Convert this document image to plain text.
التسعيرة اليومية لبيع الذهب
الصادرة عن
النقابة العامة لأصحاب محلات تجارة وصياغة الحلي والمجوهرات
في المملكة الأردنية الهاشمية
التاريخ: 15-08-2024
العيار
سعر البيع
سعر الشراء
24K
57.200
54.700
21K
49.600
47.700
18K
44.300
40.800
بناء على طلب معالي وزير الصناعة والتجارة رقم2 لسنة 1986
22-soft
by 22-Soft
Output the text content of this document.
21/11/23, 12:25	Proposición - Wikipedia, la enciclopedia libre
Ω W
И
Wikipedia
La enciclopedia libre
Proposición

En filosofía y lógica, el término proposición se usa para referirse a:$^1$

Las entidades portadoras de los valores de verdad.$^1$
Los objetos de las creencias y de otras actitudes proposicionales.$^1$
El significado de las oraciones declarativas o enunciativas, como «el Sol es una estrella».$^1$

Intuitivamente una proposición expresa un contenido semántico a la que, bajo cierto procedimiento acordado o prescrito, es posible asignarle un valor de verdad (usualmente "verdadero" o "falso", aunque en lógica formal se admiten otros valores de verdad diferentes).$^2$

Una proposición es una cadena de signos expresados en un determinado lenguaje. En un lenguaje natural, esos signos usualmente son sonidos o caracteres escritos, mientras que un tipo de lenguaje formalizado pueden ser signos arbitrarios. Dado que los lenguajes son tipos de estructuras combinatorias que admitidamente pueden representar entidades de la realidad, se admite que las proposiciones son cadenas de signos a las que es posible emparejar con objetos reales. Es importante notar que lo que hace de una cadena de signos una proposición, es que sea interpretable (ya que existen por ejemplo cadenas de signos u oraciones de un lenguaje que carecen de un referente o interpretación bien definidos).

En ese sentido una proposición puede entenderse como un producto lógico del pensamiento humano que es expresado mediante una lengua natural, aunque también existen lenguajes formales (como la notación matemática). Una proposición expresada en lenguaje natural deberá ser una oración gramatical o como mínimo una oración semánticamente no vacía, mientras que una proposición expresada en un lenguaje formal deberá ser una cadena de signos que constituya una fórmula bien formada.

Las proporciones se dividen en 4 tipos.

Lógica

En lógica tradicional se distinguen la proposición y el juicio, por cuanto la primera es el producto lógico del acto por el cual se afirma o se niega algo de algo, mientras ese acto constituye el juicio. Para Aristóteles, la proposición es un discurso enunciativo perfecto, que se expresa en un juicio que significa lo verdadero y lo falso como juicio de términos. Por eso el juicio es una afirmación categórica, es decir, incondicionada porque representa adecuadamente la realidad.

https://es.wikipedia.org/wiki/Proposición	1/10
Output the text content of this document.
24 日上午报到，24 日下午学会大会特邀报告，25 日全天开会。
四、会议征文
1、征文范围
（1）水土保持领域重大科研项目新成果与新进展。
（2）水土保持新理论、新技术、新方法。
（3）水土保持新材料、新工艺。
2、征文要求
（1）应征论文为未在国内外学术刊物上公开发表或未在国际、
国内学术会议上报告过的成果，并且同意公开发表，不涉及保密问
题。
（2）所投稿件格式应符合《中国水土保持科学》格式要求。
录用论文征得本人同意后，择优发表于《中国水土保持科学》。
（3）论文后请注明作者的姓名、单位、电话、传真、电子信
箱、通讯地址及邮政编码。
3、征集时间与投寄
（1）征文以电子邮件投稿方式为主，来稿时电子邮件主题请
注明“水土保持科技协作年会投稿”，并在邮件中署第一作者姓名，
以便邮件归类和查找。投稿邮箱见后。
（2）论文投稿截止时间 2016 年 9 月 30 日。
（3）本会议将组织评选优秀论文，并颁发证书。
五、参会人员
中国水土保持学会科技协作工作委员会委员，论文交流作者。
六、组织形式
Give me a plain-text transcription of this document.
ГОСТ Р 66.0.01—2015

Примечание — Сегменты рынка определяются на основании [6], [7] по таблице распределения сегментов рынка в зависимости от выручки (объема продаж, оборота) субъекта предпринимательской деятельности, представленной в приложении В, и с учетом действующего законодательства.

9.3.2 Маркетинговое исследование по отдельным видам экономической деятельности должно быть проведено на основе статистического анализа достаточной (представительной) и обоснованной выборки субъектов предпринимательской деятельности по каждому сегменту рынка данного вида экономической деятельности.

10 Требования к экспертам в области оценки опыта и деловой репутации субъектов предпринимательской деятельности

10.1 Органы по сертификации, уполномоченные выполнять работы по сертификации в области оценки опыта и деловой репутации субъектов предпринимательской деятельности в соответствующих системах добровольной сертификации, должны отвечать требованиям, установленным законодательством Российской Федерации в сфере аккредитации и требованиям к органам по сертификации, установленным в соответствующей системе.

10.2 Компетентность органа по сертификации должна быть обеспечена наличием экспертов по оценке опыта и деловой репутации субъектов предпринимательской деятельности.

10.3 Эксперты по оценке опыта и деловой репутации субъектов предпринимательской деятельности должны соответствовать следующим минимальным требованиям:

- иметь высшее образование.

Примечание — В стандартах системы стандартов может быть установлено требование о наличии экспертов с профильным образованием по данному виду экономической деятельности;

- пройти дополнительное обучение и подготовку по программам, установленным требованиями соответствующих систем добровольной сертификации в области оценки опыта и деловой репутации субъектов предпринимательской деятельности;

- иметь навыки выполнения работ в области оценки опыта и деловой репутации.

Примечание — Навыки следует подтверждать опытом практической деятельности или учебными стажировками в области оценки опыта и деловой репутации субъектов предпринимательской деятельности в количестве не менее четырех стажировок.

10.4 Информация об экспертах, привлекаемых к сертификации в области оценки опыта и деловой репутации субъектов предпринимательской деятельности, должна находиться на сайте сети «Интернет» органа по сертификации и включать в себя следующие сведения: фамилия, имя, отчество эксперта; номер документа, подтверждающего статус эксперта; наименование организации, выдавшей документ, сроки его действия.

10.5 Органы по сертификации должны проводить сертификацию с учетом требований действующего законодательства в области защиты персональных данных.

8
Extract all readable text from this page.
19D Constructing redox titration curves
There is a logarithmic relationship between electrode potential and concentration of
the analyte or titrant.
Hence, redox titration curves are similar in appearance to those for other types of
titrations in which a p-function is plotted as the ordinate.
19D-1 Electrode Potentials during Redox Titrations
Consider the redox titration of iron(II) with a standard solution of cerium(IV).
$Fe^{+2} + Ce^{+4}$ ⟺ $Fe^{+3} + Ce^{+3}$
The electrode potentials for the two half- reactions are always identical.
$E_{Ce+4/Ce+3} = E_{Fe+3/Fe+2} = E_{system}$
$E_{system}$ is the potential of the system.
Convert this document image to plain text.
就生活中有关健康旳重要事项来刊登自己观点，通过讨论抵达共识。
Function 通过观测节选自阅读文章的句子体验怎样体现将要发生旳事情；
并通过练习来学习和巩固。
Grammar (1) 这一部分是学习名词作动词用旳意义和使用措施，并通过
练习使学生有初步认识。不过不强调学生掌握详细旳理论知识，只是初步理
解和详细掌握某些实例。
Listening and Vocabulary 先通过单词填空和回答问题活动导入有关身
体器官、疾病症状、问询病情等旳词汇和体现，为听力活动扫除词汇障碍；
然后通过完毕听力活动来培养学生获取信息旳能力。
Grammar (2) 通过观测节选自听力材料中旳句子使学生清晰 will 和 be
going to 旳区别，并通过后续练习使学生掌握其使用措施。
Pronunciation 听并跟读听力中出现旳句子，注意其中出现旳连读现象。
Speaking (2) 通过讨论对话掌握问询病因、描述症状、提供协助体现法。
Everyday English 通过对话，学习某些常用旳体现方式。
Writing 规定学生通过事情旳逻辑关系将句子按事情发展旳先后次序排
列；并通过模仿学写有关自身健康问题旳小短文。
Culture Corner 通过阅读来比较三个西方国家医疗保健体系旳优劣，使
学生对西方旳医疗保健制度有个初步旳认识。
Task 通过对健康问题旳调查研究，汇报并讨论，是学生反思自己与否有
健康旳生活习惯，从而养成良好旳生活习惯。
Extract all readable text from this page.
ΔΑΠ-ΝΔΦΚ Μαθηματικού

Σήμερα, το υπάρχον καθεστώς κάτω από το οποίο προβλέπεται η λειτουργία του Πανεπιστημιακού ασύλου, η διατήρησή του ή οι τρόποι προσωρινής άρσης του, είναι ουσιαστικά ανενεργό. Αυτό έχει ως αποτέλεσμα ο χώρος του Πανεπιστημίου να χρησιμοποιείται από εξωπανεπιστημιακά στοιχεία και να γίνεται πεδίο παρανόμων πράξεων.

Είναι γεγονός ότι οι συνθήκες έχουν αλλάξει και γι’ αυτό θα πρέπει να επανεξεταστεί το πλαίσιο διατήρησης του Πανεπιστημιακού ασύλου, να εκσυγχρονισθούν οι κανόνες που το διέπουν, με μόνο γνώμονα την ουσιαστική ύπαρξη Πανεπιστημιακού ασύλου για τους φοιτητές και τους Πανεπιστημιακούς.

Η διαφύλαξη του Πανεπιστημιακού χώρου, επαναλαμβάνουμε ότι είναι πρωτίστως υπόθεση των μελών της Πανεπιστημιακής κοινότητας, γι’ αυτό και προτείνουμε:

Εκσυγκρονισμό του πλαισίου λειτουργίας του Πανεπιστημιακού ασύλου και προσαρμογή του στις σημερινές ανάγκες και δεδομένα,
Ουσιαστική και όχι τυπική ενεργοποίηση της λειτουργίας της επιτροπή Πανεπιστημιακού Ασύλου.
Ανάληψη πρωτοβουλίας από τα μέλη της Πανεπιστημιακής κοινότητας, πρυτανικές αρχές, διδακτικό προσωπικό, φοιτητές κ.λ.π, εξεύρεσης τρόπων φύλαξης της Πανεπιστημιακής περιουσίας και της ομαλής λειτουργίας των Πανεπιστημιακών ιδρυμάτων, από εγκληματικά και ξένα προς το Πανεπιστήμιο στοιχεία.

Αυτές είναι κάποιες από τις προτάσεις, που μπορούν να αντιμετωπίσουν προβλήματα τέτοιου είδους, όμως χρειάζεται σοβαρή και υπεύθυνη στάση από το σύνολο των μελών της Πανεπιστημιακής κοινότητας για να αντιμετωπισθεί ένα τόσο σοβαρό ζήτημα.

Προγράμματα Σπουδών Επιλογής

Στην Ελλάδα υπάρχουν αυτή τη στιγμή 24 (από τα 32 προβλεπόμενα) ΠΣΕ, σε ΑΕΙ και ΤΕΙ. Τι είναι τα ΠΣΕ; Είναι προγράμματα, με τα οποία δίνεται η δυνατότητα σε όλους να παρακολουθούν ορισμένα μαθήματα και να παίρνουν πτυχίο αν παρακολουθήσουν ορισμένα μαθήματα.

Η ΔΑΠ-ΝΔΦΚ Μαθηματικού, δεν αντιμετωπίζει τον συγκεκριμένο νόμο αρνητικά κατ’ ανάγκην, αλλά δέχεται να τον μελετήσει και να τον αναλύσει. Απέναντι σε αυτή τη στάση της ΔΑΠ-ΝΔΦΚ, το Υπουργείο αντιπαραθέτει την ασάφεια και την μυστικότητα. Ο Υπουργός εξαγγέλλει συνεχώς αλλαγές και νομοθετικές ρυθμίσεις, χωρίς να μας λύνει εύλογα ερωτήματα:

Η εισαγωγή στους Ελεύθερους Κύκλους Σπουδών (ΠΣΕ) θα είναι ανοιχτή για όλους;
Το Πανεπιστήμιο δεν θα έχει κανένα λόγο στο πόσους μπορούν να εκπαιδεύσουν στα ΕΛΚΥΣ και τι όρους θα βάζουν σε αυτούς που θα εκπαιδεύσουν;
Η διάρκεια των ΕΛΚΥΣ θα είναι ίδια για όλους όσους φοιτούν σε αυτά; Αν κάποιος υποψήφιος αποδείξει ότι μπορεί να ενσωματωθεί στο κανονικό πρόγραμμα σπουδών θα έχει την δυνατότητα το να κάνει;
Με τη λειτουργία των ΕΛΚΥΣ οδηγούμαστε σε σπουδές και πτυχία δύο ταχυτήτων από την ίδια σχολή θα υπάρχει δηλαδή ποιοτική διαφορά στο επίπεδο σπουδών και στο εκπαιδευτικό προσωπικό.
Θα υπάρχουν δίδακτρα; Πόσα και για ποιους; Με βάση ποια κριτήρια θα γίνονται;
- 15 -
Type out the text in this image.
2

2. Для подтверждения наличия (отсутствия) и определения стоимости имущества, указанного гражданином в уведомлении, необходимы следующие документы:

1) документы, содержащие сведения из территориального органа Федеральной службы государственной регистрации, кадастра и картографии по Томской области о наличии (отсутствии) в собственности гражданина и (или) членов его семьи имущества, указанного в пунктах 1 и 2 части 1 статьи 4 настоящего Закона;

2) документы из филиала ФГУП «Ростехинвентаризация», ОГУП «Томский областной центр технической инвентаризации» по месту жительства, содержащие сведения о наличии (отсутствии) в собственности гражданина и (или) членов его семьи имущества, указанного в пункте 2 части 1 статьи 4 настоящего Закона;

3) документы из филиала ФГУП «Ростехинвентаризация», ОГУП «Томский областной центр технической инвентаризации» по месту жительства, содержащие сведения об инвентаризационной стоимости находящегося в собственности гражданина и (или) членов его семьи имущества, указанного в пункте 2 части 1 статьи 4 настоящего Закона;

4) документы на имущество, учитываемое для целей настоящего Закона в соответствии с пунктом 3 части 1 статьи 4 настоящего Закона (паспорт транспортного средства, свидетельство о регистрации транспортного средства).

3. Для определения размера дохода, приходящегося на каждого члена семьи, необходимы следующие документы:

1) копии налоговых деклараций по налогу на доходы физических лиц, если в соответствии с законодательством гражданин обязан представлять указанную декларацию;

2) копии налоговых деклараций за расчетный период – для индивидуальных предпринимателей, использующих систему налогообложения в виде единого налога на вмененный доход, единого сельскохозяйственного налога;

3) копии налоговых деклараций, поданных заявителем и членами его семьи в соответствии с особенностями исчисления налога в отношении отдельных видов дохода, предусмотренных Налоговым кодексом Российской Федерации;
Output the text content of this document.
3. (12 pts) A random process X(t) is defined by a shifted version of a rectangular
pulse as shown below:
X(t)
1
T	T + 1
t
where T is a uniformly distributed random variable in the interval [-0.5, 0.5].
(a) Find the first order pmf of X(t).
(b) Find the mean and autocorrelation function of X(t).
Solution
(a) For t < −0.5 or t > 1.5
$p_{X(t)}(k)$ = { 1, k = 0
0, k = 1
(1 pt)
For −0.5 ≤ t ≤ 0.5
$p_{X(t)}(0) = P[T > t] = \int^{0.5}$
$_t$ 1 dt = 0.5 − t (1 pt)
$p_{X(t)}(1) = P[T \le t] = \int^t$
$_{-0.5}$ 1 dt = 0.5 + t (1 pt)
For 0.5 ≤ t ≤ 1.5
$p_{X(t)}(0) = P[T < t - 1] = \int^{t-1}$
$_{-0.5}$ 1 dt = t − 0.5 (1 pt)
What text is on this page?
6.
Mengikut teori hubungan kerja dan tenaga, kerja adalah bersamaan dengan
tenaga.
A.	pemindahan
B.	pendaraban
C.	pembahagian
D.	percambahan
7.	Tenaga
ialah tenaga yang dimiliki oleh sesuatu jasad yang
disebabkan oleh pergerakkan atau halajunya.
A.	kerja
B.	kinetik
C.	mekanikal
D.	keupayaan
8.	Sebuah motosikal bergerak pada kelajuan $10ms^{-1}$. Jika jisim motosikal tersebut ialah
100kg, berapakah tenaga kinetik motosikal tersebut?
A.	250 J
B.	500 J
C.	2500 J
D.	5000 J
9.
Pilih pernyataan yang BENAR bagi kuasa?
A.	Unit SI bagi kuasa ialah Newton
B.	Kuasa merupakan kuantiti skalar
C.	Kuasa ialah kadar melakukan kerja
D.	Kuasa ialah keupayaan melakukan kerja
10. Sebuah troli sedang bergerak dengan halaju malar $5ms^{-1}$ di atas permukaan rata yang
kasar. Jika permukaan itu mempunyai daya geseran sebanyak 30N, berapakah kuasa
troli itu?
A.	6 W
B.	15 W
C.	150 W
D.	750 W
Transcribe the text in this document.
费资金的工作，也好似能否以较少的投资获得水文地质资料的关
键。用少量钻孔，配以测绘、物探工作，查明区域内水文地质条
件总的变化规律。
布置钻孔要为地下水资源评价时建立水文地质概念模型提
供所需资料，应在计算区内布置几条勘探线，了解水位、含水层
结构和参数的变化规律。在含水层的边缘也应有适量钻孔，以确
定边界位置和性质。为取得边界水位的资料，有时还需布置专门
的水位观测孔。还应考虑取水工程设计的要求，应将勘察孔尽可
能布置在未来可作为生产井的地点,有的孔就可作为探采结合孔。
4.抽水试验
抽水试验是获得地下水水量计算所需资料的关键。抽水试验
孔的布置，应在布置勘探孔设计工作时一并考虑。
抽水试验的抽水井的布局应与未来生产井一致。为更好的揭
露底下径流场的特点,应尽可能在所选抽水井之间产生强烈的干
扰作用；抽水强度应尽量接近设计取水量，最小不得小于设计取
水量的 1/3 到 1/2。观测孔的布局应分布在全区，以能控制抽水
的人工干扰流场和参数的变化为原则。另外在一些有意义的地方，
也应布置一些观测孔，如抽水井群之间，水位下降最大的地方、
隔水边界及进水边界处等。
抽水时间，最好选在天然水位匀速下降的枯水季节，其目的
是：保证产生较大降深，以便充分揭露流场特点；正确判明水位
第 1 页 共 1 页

- TASK TO CARRY OUT
Copy all lines from the material that contain "melakukan".

- RESULT OF THIS EXERCISE
C.	Kuasa ialah kadar melakukan kerja
D.	Kuasa ialah keupayaan melakukan kerja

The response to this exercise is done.